● Recorded information:

************

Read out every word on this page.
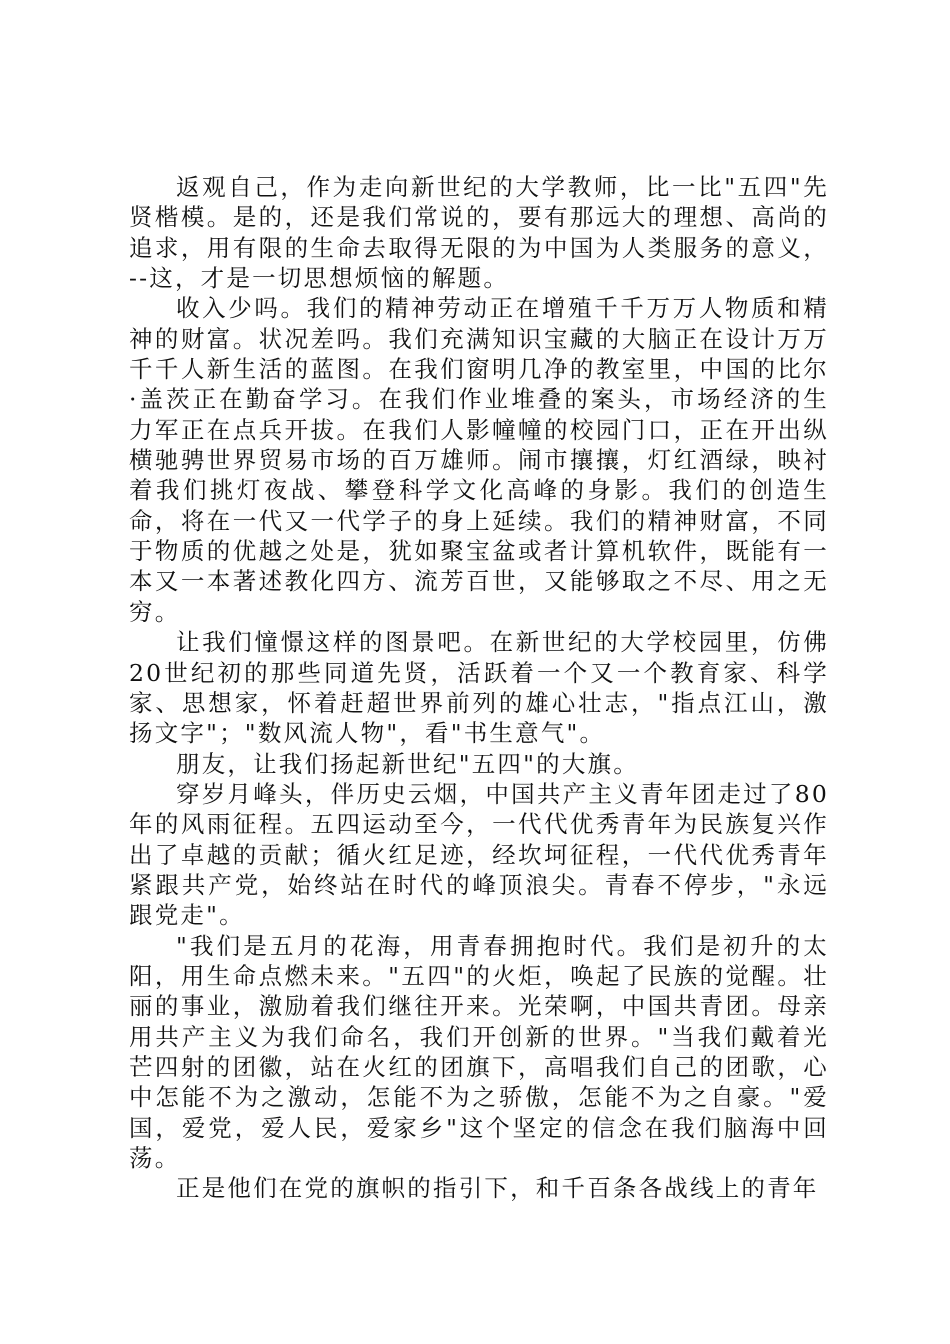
返观自己，作为走向新世纪的大学教师，比一比"五四"先贤楷模。是的，还是我们常说的，要有那远大的理想、高尚的追求，用有限的生命去取得无限的为中国为人类服务的意义，--这，才是一切思想烦恼的解题。

收入少吗。我们的精神劳动正在增殖千千万万人物质和精神的财富。状况差吗。我们充满知识宝藏的大脑正在设计万万千千人新生活的蓝图。在我们窗明几净的教室里，中国的比尔·盖茨正在勤奋学习。在我们作业堆叠的案头，市场经济的生力军正在点兵开拔。在我们人影幢幢的校园门口，正在开出纵横驰骋世界贸易市场的百万雄师。闹市攘攘，灯红酒绿，映衬着我们挑灯夜战、攀登科学文化高峰的身影。我们的创造生命，将在一代又一代学子的身上延续。我们的精神财富，不同于物质的优越之处是，犹如聚宝盆或者计算机软件，既能有一本又一本著述教化四方、流芳百世，又能够取之不尽、用之无穷。

让我们憧憬这样的图景吧。在新世纪的大学校园里，仿佛20世纪初的那些同道先贤，活跃着一个又一个教育家、科学家、思想家，怀着赶超世界前列的雄心壮志，"指点江山，激扬文字"；"数风流人物"，看"书生意气"。

朋友，让我们扬起新世纪"五四"的大旗。

穿岁月峰头，伴历史云烟，中国共产主义青年团走过了80年的风雨征程。五四运动至今，一代代优秀青年为民族复兴作出了卓越的贡献；循火红足迹，经坎坷征程，一代代优秀青年紧跟共产党，始终站在时代的峰顶浪尖。青春不停步，"永远跟党走"。

"我们是五月的花海，用青春拥抱时代。我们是初升的太阳，用生命点燃未来。"五四"的火炬，唤起了民族的觉醒。壮丽的事业，激励着我们继往开来。光荣啊，中国共青团。母亲用共产主义为我们命名，我们开创新的世界。"当我们戴着光芒四射的团徽，站在火红的团旗下，高唱我们自己的团歌，心中怎能不为之激动，怎能不为之骄傲，怎能不为之自豪。"爱国，爱党，爱人民，爱家乡"这个坚定的信念在我们脑海中回荡。

正是他们在党的旗帜的指引下，和千百条各战线上的青年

************

● Required work:
Using the data above, write out every line exactly, leaving the images behind.

● Written answer:
Read out every word on this page.
返观自己，作为走向新世纪的大学教师，比一比"五四"先贤楷模。是的，还是我们常说的，要有那远大的理想、高尚的追求，用有限的生命去取得无限的为中国为人类服务的意义，--这，才是一切思想烦恼的解题。

收入少吗。我们的精神劳动正在增殖千千万万人物质和精神的财富。状况差吗。我们充满知识宝藏的大脑正在设计万万千千人新生活的蓝图。在我们窗明几净的教室里，中国的比尔·盖茨正在勤奋学习。在我们作业堆叠的案头，市场经济的生力军正在点兵开拔。在我们人影幢幢的校园门口，正在开出纵横驰骋世界贸易市场的百万雄师。闹市攘攘，灯红酒绿，映衬着我们挑灯夜战、攀登科学文化高峰的身影。我们的创造生命，将在一代又一代学子的身上延续。我们的精神财富，不同于物质的优越之处是，犹如聚宝盆或者计算机软件，既能有一本又一本著述教化四方、流芳百世，又能够取之不尽、用之无穷。

让我们憧憬这样的图景吧。在新世纪的大学校园里，仿佛20世纪初的那些同道先贤，活跃着一个又一个教育家、科学家、思想家，怀着赶超世界前列的雄心壮志，"指点江山，激扬文字"；"数风流人物"，看"书生意气"。

朋友，让我们扬起新世纪"五四"的大旗。

穿岁月峰头，伴历史云烟，中国共产主义青年团走过了80年的风雨征程。五四运动至今，一代代优秀青年为民族复兴作出了卓越的贡献；循火红足迹，经坎坷征程，一代代优秀青年紧跟共产党，始终站在时代的峰顶浪尖。青春不停步，"永远跟党走"。

"我们是五月的花海，用青春拥抱时代。我们是初升的太阳，用生命点燃未来。"五四"的火炬，唤起了民族的觉醒。壮丽的事业，激励着我们继往开来。光荣啊，中国共青团。母亲用共产主义为我们命名，我们开创新的世界。"当我们戴着光芒四射的团徽，站在火红的团旗下，高唱我们自己的团歌，心中怎能不为之激动，怎能不为之骄傲，怎能不为之自豪。"爱国，爱党，爱人民，爱家乡"这个坚定的信念在我们脑海中回荡。

正是他们在党的旗帜的指引下，和千百条各战线上的青年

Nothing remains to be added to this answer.